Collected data
######

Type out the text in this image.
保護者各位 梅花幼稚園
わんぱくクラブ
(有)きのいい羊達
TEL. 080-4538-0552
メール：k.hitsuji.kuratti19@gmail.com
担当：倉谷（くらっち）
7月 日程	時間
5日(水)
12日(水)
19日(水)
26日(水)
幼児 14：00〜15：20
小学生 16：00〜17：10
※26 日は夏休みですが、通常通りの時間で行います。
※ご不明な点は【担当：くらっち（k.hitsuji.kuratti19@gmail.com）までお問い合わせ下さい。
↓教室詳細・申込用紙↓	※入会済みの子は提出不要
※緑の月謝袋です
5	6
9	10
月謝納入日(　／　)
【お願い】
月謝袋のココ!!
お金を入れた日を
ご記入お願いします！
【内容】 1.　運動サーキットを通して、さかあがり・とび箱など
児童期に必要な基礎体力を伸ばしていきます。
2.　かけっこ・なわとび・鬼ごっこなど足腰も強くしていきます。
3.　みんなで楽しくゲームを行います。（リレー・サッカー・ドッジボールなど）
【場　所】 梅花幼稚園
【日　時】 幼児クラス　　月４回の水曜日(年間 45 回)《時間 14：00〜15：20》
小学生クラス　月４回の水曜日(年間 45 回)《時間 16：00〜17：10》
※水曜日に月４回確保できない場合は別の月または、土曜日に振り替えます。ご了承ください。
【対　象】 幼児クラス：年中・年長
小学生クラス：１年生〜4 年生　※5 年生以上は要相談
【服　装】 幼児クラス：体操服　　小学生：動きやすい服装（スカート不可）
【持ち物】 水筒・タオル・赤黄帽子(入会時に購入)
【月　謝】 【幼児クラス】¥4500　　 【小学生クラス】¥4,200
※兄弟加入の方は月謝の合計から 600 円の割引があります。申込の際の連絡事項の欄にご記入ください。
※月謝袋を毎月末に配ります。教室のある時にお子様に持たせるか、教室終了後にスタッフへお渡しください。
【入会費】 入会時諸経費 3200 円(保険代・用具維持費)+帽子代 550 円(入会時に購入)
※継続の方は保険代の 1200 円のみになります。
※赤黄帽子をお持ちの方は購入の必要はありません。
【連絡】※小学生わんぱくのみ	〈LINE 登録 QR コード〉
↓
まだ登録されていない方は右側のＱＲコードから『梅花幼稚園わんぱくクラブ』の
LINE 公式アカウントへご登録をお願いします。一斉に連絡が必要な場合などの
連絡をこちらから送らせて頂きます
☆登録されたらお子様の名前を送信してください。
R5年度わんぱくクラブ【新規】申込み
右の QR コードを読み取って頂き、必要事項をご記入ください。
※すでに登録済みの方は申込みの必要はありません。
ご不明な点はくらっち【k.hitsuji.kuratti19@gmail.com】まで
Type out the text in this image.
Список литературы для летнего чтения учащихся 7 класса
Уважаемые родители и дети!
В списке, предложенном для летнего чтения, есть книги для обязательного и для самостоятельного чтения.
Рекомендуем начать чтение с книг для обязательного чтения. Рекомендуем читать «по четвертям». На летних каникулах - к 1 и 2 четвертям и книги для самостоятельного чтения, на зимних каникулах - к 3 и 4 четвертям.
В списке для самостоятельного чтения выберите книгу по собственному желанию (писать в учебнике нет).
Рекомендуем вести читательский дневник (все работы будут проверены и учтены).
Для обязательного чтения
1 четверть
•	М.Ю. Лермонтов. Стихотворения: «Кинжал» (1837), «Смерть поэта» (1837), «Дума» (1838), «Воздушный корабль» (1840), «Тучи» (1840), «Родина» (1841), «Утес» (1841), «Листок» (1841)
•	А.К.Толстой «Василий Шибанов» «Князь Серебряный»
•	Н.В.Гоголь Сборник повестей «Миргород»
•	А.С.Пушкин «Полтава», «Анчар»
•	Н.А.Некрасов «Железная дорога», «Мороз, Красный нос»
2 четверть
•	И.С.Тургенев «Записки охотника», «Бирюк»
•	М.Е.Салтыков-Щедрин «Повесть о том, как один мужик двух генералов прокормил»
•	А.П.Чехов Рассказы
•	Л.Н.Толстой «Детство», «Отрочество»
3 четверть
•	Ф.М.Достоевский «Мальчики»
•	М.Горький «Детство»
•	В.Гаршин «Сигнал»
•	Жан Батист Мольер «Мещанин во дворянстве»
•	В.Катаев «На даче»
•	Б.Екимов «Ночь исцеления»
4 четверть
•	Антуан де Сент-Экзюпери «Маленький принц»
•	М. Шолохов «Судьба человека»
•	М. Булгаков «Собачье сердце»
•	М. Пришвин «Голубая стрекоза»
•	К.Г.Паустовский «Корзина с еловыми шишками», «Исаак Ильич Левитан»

######

DIRECTIONS: Please return the data above exactly as given.

EXPECTED ANSWER:
Type out the text in this image.
保護者各位 梅花幼稚園
わんぱくクラブ
(有)きのいい羊達
TEL. 080-4538-0552
メール：k.hitsuji.kuratti19@gmail.com
担当：倉谷（くらっち）
7月 日程	時間
5日(水)
12日(水)
19日(水)
26日(水)
幼児 14：00〜15：20
小学生 16：00〜17：10
※26 日は夏休みですが、通常通りの時間で行います。
※ご不明な点は【担当：くらっち（k.hitsuji.kuratti19@gmail.com）までお問い合わせ下さい。
↓教室詳細・申込用紙↓	※入会済みの子は提出不要
※緑の月謝袋です
5	6
9	10
月謝納入日(　／　)
【お願い】
月謝袋のココ!!
お金を入れた日を
ご記入お願いします！
【内容】 1.　運動サーキットを通して、さかあがり・とび箱など
児童期に必要な基礎体力を伸ばしていきます。
2.　かけっこ・なわとび・鬼ごっこなど足腰も強くしていきます。
3.　みんなで楽しくゲームを行います。（リレー・サッカー・ドッジボールなど）
【場　所】 梅花幼稚園
【日　時】 幼児クラス　　月４回の水曜日(年間 45 回)《時間 14：00〜15：20》
小学生クラス　月４回の水曜日(年間 45 回)《時間 16：00〜17：10》
※水曜日に月４回確保できない場合は別の月または、土曜日に振り替えます。ご了承ください。
【対　象】 幼児クラス：年中・年長
小学生クラス：１年生〜4 年生　※5 年生以上は要相談
【服　装】 幼児クラス：体操服　　小学生：動きやすい服装（スカート不可）
【持ち物】 水筒・タオル・赤黄帽子(入会時に購入)
【月　謝】 【幼児クラス】¥4500　　 【小学生クラス】¥4,200
※兄弟加入の方は月謝の合計から 600 円の割引があります。申込の際の連絡事項の欄にご記入ください。
※月謝袋を毎月末に配ります。教室のある時にお子様に持たせるか、教室終了後にスタッフへお渡しください。
【入会費】 入会時諸経費 3200 円(保険代・用具維持費)+帽子代 550 円(入会時に購入)
※継続の方は保険代の 1200 円のみになります。
※赤黄帽子をお持ちの方は購入の必要はありません。
【連絡】※小学生わんぱくのみ	〈LINE 登録 QR コード〉
↓
まだ登録されていない方は右側のＱＲコードから『梅花幼稚園わんぱくクラブ』の
LINE 公式アカウントへご登録をお願いします。一斉に連絡が必要な場合などの
連絡をこちらから送らせて頂きます
☆登録されたらお子様の名前を送信してください。
R5年度わんぱくクラブ【新規】申込み
右の QR コードを読み取って頂き、必要事項をご記入ください。
※すでに登録済みの方は申込みの必要はありません。
ご不明な点はくらっち【k.hitsuji.kuratti19@gmail.com】まで
Type out the text in this image.
Список литературы для летнего чтения учащихся 7 класса
Уважаемые родители и дети!
В списке, предложенном для летнего чтения, есть книги для обязательного и для самостоятельного чтения.
Рекомендуем начать чтение с книг для обязательного чтения. Рекомендуем читать «по четвертям». На летних каникулах - к 1 и 2 четвертям и книги для самостоятельного чтения, на зимних каникулах - к 3 и 4 четвертям.
В списке для самостоятельного чтения выберите книгу по собственному желанию (писать в учебнике нет).
Рекомендуем вести читательский дневник (все работы будут проверены и учтены).
Для обязательного чтения
1 четверть
•	М.Ю. Лермонтов. Стихотворения: «Кинжал» (1837), «Смерть поэта» (1837), «Дума» (1838), «Воздушный корабль» (1840), «Тучи» (1840), «Родина» (1841), «Утес» (1841), «Листок» (1841)
•	А.К.Толстой «Василий Шибанов» «Князь Серебряный»
•	Н.В.Гоголь Сборник повестей «Миргород»
•	А.С.Пушкин «Полтава», «Анчар»
•	Н.А.Некрасов «Железная дорога», «Мороз, Красный нос»
2 четверть
•	И.С.Тургенев «Записки охотника», «Бирюк»
•	М.Е.Салтыков-Щедрин «Повесть о том, как один мужик двух генералов прокормил»
•	А.П.Чехов Рассказы
•	Л.Н.Толстой «Детство», «Отрочество»
3 четверть
•	Ф.М.Достоевский «Мальчики»
•	М.Горький «Детство»
•	В.Гаршин «Сигнал»
•	Жан Батист Мольер «Мещанин во дворянстве»
•	В.Катаев «На даче»
•	Б.Екимов «Ночь исцеления»
4 четверть
•	Антуан де Сент-Экзюпери «Маленький принц»
•	М. Шолохов «Судьба человека»
•	М. Булгаков «Собачье сердце»
•	М. Пришвин «Голубая стрекоза»
•	К.Г.Паустовский «Корзина с еловыми шишками», «Исаак Ильич Левитан»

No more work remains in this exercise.